▼

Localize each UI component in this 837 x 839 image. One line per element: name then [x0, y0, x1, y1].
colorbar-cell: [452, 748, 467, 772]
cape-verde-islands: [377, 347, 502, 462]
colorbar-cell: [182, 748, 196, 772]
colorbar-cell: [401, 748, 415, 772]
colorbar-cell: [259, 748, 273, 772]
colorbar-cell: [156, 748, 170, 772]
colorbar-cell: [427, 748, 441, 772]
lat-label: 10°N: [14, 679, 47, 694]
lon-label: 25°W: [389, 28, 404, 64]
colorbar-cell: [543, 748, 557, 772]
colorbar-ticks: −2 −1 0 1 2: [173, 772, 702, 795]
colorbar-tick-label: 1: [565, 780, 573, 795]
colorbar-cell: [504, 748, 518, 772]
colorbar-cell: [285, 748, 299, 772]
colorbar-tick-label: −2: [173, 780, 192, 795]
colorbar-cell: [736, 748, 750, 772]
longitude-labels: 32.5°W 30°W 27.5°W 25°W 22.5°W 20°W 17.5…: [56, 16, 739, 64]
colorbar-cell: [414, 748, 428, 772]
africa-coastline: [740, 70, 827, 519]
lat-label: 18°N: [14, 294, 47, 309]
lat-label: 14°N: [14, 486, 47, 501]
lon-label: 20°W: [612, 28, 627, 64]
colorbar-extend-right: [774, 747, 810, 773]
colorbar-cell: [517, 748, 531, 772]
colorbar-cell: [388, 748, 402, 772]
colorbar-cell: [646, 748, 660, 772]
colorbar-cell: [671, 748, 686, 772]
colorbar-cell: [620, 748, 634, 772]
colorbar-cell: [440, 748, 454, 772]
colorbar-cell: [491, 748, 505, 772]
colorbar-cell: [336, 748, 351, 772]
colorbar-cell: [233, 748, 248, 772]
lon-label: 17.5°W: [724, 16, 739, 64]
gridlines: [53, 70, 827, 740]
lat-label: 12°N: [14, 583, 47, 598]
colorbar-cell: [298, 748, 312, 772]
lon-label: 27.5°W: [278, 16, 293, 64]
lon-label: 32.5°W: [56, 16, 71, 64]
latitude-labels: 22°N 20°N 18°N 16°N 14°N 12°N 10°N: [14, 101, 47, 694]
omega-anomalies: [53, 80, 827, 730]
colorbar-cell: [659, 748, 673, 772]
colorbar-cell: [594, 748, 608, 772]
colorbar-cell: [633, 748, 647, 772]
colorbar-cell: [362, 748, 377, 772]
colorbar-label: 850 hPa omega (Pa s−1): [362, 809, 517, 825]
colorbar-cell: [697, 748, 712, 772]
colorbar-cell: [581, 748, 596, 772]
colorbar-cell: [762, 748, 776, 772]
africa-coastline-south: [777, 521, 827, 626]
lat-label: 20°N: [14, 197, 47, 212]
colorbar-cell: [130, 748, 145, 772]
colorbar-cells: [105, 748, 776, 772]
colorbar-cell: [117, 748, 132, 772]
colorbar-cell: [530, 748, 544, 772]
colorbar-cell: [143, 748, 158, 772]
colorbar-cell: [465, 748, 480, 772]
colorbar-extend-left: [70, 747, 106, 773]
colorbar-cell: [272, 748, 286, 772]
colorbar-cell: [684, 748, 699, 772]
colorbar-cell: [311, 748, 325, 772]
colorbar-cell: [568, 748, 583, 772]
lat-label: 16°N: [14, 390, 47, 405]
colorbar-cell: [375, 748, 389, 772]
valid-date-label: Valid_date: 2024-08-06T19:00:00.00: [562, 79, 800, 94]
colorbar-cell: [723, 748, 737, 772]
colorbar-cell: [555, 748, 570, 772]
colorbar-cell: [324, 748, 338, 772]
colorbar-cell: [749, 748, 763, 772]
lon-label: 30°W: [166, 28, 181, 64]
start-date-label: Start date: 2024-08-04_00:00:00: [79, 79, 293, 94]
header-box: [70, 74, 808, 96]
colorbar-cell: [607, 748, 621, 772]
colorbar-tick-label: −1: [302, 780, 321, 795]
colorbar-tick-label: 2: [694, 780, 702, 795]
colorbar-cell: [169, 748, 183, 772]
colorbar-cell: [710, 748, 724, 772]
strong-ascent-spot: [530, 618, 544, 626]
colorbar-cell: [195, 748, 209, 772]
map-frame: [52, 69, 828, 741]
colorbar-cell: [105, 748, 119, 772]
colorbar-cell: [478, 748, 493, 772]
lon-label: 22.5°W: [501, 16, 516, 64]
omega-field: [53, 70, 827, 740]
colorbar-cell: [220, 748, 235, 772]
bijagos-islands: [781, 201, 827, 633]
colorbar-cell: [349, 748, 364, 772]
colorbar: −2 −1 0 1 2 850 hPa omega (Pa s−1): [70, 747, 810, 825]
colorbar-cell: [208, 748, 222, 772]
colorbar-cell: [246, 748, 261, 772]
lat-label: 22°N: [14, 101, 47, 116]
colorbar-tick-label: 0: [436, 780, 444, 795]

▲

* [Set problem]: Reproduce every line of the material above word for word, in the same order.

* [Expected answer]:
Localize each UI component in this 837 x 839 image. One line per element: name then [x0, y0, x1, y1].
colorbar-cell: [452, 748, 467, 772]
cape-verde-islands: [377, 347, 502, 462]
colorbar-cell: [182, 748, 196, 772]
colorbar-cell: [401, 748, 415, 772]
colorbar-cell: [259, 748, 273, 772]
colorbar-cell: [156, 748, 170, 772]
colorbar-cell: [427, 748, 441, 772]
lat-label: 10°N: [14, 679, 47, 694]
lon-label: 25°W: [389, 28, 404, 64]
colorbar-cell: [543, 748, 557, 772]
colorbar-ticks: −2 −1 0 1 2: [173, 772, 702, 795]
colorbar-tick-label: 1: [565, 780, 573, 795]
colorbar-cell: [504, 748, 518, 772]
colorbar-cell: [285, 748, 299, 772]
colorbar-tick-label: −2: [173, 780, 192, 795]
colorbar-cell: [736, 748, 750, 772]
longitude-labels: 32.5°W 30°W 27.5°W 25°W 22.5°W 20°W 17.5…: [56, 16, 739, 64]
colorbar-cell: [414, 748, 428, 772]
africa-coastline: [740, 70, 827, 519]
lat-label: 18°N: [14, 294, 47, 309]
lat-label: 14°N: [14, 486, 47, 501]
lon-label: 20°W: [612, 28, 627, 64]
colorbar-extend-right: [774, 747, 810, 773]
colorbar-cell: [517, 748, 531, 772]
colorbar-cell: [388, 748, 402, 772]
colorbar-cell: [646, 748, 660, 772]
colorbar-cell: [671, 748, 686, 772]
colorbar-cell: [620, 748, 634, 772]
colorbar-cell: [440, 748, 454, 772]
colorbar-cell: [491, 748, 505, 772]
colorbar-cell: [336, 748, 351, 772]
colorbar-cell: [233, 748, 248, 772]
lon-label: 17.5°W: [724, 16, 739, 64]
gridlines: [53, 70, 827, 740]
lat-label: 12°N: [14, 583, 47, 598]
colorbar-cell: [298, 748, 312, 772]
lon-label: 27.5°W: [278, 16, 293, 64]
lon-label: 32.5°W: [56, 16, 71, 64]
latitude-labels: 22°N 20°N 18°N 16°N 14°N 12°N 10°N: [14, 101, 47, 694]
omega-anomalies: [53, 80, 827, 730]
colorbar-cell: [659, 748, 673, 772]
colorbar-cell: [594, 748, 608, 772]
colorbar-cell: [633, 748, 647, 772]
colorbar-cell: [362, 748, 377, 772]
colorbar-label: 850 hPa omega (Pa s−1): [362, 809, 517, 825]
colorbar-cell: [697, 748, 712, 772]
colorbar-cell: [581, 748, 596, 772]
colorbar-cell: [762, 748, 776, 772]
africa-coastline-south: [777, 521, 827, 626]
lat-label: 20°N: [14, 197, 47, 212]
colorbar-cell: [130, 748, 145, 772]
colorbar-cells: [105, 748, 776, 772]
colorbar-cell: [117, 748, 132, 772]
colorbar-cell: [530, 748, 544, 772]
colorbar-cell: [143, 748, 158, 772]
colorbar-cell: [465, 748, 480, 772]
colorbar-extend-left: [70, 747, 106, 773]
colorbar-cell: [272, 748, 286, 772]
colorbar-cell: [684, 748, 699, 772]
colorbar-cell: [311, 748, 325, 772]
colorbar-cell: [568, 748, 583, 772]
lat-label: 16°N: [14, 390, 47, 405]
colorbar-cell: [375, 748, 389, 772]
valid-date-label: Valid_date: 2024-08-06T19:00:00.00: [562, 79, 800, 94]
colorbar-cell: [723, 748, 737, 772]
colorbar-cell: [555, 748, 570, 772]
colorbar-cell: [324, 748, 338, 772]
colorbar-cell: [749, 748, 763, 772]
lon-label: 30°W: [166, 28, 181, 64]
start-date-label: Start date: 2024-08-04_00:00:00: [79, 79, 293, 94]
header-box: [70, 74, 808, 96]
colorbar-cell: [607, 748, 621, 772]
colorbar-tick-label: −1: [302, 780, 321, 795]
colorbar-tick-label: 2: [694, 780, 702, 795]
colorbar-cell: [169, 748, 183, 772]
colorbar-cell: [710, 748, 724, 772]
strong-ascent-spot: [530, 618, 544, 626]
colorbar-cell: [195, 748, 209, 772]
map-frame: [52, 69, 828, 741]
colorbar-cell: [105, 748, 119, 772]
colorbar-cell: [478, 748, 493, 772]
lon-label: 22.5°W: [501, 16, 516, 64]
omega-field: [53, 70, 827, 740]
colorbar-cell: [220, 748, 235, 772]
bijagos-islands: [781, 201, 827, 633]
colorbar-cell: [349, 748, 364, 772]
colorbar: −2 −1 0 1 2 850 hPa omega (Pa s−1): [70, 747, 810, 825]
colorbar-cell: [208, 748, 222, 772]
colorbar-cell: [246, 748, 261, 772]
lat-label: 22°N: [14, 101, 47, 116]
colorbar-tick-label: 0: [436, 780, 444, 795]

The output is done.